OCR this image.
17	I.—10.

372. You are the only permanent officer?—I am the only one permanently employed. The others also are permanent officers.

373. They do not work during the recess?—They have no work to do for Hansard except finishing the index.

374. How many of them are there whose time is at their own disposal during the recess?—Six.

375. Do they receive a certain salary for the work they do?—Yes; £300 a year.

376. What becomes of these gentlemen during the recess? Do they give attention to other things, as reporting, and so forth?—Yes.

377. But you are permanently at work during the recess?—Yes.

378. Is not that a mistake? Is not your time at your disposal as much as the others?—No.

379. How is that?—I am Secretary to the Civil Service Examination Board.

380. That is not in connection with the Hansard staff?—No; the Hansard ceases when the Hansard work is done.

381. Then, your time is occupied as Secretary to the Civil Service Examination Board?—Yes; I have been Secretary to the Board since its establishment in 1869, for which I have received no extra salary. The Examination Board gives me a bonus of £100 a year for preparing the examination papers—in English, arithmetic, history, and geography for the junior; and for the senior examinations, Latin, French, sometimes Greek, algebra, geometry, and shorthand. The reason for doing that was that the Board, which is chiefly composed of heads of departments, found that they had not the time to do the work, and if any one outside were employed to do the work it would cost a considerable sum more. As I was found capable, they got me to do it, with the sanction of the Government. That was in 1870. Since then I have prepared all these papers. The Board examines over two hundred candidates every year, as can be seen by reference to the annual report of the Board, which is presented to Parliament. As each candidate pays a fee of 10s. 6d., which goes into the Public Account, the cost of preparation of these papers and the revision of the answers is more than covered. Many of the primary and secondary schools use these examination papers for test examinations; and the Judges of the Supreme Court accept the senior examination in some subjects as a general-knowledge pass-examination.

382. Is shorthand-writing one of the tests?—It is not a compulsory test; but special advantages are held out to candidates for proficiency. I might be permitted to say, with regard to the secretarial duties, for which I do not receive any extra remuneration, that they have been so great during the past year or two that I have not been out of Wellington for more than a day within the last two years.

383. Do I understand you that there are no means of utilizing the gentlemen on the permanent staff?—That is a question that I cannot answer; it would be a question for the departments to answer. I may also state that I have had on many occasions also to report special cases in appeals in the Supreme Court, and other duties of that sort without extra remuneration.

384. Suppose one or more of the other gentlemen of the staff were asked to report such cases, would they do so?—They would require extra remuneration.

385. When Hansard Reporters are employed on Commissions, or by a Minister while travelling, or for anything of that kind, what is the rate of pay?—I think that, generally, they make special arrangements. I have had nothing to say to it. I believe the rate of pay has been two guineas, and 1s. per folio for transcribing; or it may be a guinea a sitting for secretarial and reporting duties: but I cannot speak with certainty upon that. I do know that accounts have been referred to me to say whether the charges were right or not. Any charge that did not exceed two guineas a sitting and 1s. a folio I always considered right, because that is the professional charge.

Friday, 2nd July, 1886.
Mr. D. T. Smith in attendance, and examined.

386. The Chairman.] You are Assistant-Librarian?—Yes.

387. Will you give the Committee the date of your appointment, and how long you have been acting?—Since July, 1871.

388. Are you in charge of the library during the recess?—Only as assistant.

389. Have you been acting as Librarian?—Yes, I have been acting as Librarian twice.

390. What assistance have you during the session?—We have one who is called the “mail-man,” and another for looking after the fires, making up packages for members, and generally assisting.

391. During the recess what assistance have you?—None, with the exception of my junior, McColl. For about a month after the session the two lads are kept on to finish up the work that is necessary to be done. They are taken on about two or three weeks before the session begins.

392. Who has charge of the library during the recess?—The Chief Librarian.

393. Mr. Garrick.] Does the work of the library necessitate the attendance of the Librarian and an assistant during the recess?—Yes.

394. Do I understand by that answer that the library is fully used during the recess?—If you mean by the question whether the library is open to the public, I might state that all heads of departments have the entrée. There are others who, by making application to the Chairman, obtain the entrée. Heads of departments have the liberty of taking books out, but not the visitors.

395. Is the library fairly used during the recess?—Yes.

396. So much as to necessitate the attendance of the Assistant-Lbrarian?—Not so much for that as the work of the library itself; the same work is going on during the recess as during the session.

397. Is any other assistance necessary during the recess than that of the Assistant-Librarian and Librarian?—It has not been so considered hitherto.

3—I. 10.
* * * * * * * * *
Transcribe all of the lines in the records precisely.

→ **Right answer**
OCR this image.
17	I.—10.

372. You are the only permanent officer?—I am the only one permanently employed. The others also are permanent officers.

373. They do not work during the recess?—They have no work to do for Hansard except finishing the index.

374. How many of them are there whose time is at their own disposal during the recess?—Six.

375. Do they receive a certain salary for the work they do?—Yes; £300 a year.

376. What becomes of these gentlemen during the recess? Do they give attention to other things, as reporting, and so forth?—Yes.

377. But you are permanently at work during the recess?—Yes.

378. Is not that a mistake? Is not your time at your disposal as much as the others?—No.

379. How is that?—I am Secretary to the Civil Service Examination Board.

380. That is not in connection with the Hansard staff?—No; the Hansard ceases when the Hansard work is done.

381. Then, your time is occupied as Secretary to the Civil Service Examination Board?—Yes; I have been Secretary to the Board since its establishment in 1869, for which I have received no extra salary. The Examination Board gives me a bonus of £100 a year for preparing the examination papers—in English, arithmetic, history, and geography for the junior; and for the senior examinations, Latin, French, sometimes Greek, algebra, geometry, and shorthand. The reason for doing that was that the Board, which is chiefly composed of heads of departments, found that they had not the time to do the work, and if any one outside were employed to do the work it would cost a considerable sum more. As I was found capable, they got me to do it, with the sanction of the Government. That was in 1870. Since then I have prepared all these papers. The Board examines over two hundred candidates every year, as can be seen by reference to the annual report of the Board, which is presented to Parliament. As each candidate pays a fee of 10s. 6d., which goes into the Public Account, the cost of preparation of these papers and the revision of the answers is more than covered. Many of the primary and secondary schools use these examination papers for test examinations; and the Judges of the Supreme Court accept the senior examination in some subjects as a general-knowledge pass-examination.

382. Is shorthand-writing one of the tests?—It is not a compulsory test; but special advantages are held out to candidates for proficiency. I might be permitted to say, with regard to the secretarial duties, for which I do not receive any extra remuneration, that they have been so great during the past year or two that I have not been out of Wellington for more than a day within the last two years.

383. Do I understand you that there are no means of utilizing the gentlemen on the permanent staff?—That is a question that I cannot answer; it would be a question for the departments to answer. I may also state that I have had on many occasions also to report special cases in appeals in the Supreme Court, and other duties of that sort without extra remuneration.

384. Suppose one or more of the other gentlemen of the staff were asked to report such cases, would they do so?—They would require extra remuneration.

385. When Hansard Reporters are employed on Commissions, or by a Minister while travelling, or for anything of that kind, what is the rate of pay?—I think that, generally, they make special arrangements. I have had nothing to say to it. I believe the rate of pay has been two guineas, and 1s. per folio for transcribing; or it may be a guinea a sitting for secretarial and reporting duties: but I cannot speak with certainty upon that. I do know that accounts have been referred to me to say whether the charges were right or not. Any charge that did not exceed two guineas a sitting and 1s. a folio I always considered right, because that is the professional charge.

Friday, 2nd July, 1886.
Mr. D. T. Smith in attendance, and examined.

386. The Chairman.] You are Assistant-Librarian?—Yes.

387. Will you give the Committee the date of your appointment, and how long you have been acting?—Since July, 1871.

388. Are you in charge of the library during the recess?—Only as assistant.

389. Have you been acting as Librarian?—Yes, I have been acting as Librarian twice.

390. What assistance have you during the session?—We have one who is called the “mail-man,” and another for looking after the fires, making up packages for members, and generally assisting.

391. During the recess what assistance have you?—None, with the exception of my junior, McColl. For about a month after the session the two lads are kept on to finish up the work that is necessary to be done. They are taken on about two or three weeks before the session begins.

392. Who has charge of the library during the recess?—The Chief Librarian.

393. Mr. Garrick.] Does the work of the library necessitate the attendance of the Librarian and an assistant during the recess?—Yes.

394. Do I understand by that answer that the library is fully used during the recess?—If you mean by the question whether the library is open to the public, I might state that all heads of departments have the entrée. There are others who, by making application to the Chairman, obtain the entrée. Heads of departments have the liberty of taking books out, but not the visitors.

395. Is the library fairly used during the recess?—Yes.

396. So much as to necessitate the attendance of the Assistant-Lbrarian?—Not so much for that as the work of the library itself; the same work is going on during the recess as during the session.

397. Is any other assistance necessary during the recess than that of the Assistant-Librarian and Librarian?—It has not been so considered hitherto.

3—I. 10.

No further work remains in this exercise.